Set exercise
Search the records that follow and extract every line containing the string "Shipping".

Material to process
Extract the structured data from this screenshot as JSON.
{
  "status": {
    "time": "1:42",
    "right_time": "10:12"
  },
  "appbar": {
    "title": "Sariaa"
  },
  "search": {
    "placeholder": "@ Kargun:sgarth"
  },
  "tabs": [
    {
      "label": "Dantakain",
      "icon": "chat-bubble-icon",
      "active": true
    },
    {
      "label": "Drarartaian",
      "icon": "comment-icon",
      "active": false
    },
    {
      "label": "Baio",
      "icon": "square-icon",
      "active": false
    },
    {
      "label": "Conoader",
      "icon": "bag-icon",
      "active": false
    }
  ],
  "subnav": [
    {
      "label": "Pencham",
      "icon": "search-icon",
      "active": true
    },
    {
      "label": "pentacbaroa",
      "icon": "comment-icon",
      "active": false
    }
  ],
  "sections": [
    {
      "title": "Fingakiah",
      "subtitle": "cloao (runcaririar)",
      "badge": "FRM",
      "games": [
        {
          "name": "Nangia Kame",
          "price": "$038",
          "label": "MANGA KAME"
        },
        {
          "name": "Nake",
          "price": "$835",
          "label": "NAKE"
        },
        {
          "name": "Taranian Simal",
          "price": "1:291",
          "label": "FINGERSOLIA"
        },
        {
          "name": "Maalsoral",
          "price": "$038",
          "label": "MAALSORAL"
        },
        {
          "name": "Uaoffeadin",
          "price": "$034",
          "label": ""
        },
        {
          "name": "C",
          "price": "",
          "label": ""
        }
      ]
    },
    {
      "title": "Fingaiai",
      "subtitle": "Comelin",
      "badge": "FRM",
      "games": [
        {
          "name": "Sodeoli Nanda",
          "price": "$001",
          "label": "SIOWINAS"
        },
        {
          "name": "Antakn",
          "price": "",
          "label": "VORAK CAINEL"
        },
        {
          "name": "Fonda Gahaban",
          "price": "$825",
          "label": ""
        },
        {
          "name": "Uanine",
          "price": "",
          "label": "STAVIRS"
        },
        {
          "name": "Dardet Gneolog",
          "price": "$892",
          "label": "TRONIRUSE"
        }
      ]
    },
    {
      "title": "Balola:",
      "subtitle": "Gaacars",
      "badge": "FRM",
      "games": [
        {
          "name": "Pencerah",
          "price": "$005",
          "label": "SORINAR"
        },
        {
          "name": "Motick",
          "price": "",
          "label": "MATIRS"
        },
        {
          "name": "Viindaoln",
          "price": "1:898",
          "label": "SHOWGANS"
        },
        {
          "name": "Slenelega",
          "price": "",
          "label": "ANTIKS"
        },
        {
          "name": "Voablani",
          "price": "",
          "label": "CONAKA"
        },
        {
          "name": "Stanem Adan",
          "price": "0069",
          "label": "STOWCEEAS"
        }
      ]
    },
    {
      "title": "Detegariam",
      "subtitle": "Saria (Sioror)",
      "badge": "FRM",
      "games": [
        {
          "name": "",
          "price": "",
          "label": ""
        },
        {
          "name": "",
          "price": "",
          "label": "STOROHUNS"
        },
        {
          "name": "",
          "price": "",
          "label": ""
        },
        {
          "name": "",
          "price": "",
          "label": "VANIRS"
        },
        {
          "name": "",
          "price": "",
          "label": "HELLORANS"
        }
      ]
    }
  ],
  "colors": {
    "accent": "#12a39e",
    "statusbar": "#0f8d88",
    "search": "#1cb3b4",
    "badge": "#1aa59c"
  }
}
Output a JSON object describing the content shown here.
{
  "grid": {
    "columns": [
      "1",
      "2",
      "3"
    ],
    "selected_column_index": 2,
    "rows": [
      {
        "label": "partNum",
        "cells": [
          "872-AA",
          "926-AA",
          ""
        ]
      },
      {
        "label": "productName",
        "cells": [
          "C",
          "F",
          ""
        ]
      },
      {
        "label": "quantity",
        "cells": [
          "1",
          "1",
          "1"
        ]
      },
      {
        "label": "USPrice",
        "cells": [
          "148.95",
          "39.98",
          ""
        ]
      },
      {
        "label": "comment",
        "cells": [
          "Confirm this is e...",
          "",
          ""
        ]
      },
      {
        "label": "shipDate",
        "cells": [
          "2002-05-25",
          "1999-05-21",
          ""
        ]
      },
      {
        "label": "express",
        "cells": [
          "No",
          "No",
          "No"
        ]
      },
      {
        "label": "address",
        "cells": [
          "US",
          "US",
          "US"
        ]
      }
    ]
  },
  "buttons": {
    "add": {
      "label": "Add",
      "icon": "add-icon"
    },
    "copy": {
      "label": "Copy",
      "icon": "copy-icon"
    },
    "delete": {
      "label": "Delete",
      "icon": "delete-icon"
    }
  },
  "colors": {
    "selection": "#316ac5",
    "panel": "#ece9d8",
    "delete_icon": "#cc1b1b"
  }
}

==

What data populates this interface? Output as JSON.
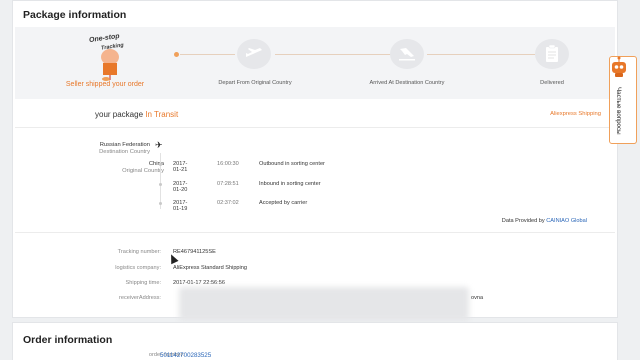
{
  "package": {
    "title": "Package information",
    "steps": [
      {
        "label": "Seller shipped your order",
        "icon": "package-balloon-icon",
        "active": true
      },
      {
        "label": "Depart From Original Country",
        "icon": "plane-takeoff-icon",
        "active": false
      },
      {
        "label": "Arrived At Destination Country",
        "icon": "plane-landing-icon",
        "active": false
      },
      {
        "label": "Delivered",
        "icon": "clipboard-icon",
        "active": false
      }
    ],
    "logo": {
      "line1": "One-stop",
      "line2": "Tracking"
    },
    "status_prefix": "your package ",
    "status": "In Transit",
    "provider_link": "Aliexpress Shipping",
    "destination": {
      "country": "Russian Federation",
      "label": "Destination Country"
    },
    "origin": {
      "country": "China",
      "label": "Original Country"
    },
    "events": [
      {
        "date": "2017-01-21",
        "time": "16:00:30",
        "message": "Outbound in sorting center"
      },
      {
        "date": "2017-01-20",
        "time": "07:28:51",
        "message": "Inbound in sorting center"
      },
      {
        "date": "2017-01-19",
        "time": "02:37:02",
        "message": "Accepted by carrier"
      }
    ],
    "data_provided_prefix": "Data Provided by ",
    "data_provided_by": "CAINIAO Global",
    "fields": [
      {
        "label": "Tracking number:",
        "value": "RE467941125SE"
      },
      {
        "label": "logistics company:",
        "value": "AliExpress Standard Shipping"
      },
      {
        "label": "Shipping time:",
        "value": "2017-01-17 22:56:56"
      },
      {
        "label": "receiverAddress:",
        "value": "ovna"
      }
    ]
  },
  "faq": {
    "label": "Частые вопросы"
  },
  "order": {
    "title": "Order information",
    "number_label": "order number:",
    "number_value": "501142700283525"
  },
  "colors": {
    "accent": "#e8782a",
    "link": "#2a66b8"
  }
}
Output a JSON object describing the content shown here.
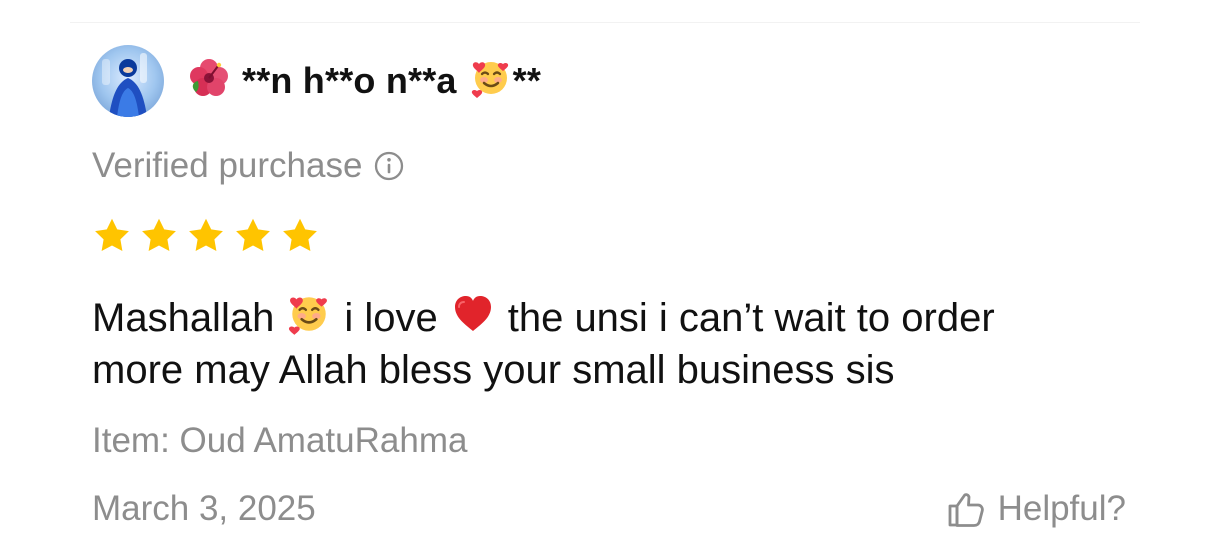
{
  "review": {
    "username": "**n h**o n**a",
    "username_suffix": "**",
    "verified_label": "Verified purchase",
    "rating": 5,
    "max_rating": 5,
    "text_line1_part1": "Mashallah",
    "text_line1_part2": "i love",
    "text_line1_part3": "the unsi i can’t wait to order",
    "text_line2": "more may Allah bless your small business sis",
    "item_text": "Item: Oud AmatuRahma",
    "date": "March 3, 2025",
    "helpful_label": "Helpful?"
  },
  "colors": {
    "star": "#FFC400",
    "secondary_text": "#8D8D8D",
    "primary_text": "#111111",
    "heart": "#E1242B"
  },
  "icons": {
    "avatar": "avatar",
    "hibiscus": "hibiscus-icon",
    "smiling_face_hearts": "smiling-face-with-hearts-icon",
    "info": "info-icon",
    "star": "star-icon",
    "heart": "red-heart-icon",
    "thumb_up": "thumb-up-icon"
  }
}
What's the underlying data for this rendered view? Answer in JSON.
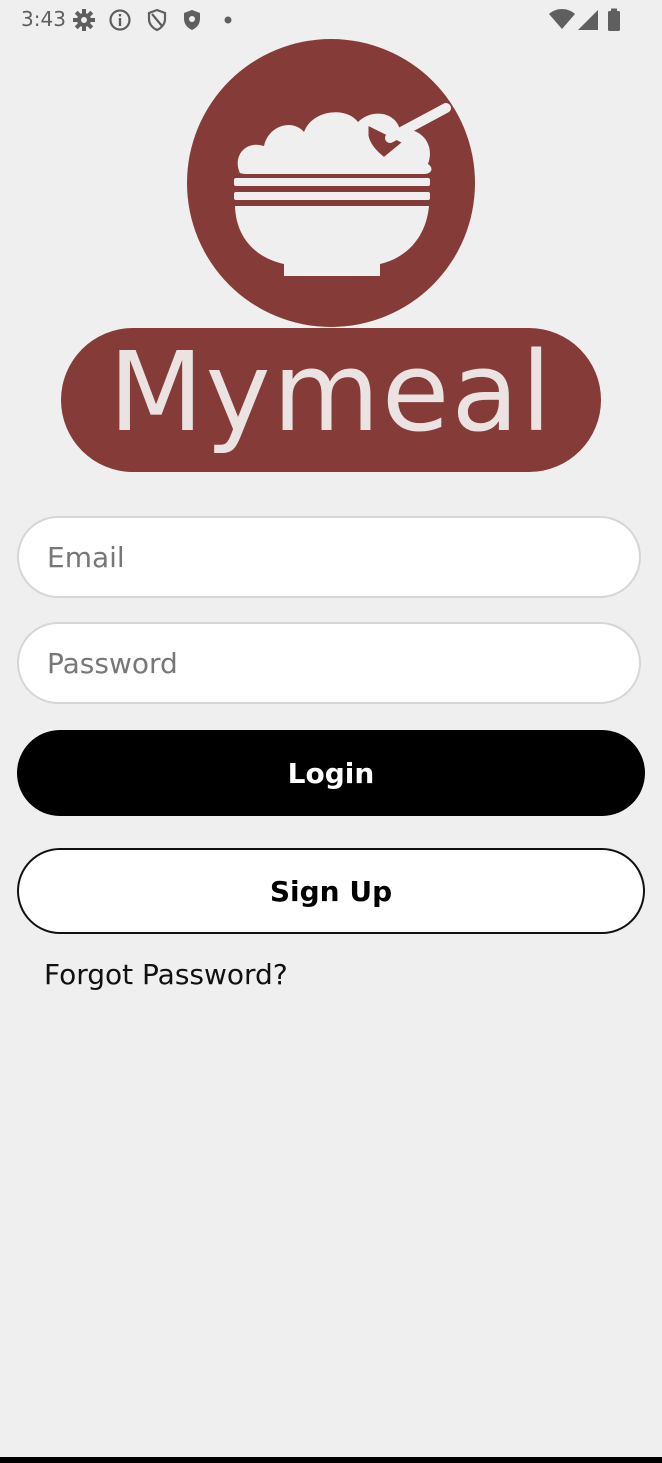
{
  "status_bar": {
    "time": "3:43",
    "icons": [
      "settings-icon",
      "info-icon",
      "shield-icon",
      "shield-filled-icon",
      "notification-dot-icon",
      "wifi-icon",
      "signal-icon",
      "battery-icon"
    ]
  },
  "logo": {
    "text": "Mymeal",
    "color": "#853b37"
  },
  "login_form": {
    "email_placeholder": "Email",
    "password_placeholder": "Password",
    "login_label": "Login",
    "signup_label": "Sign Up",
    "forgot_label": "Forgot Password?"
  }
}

Reply
    "provider_link": "Aliexpress Shipping",
        "value": "AliExpress Standard Shipping"
        "label": "Shipping time:",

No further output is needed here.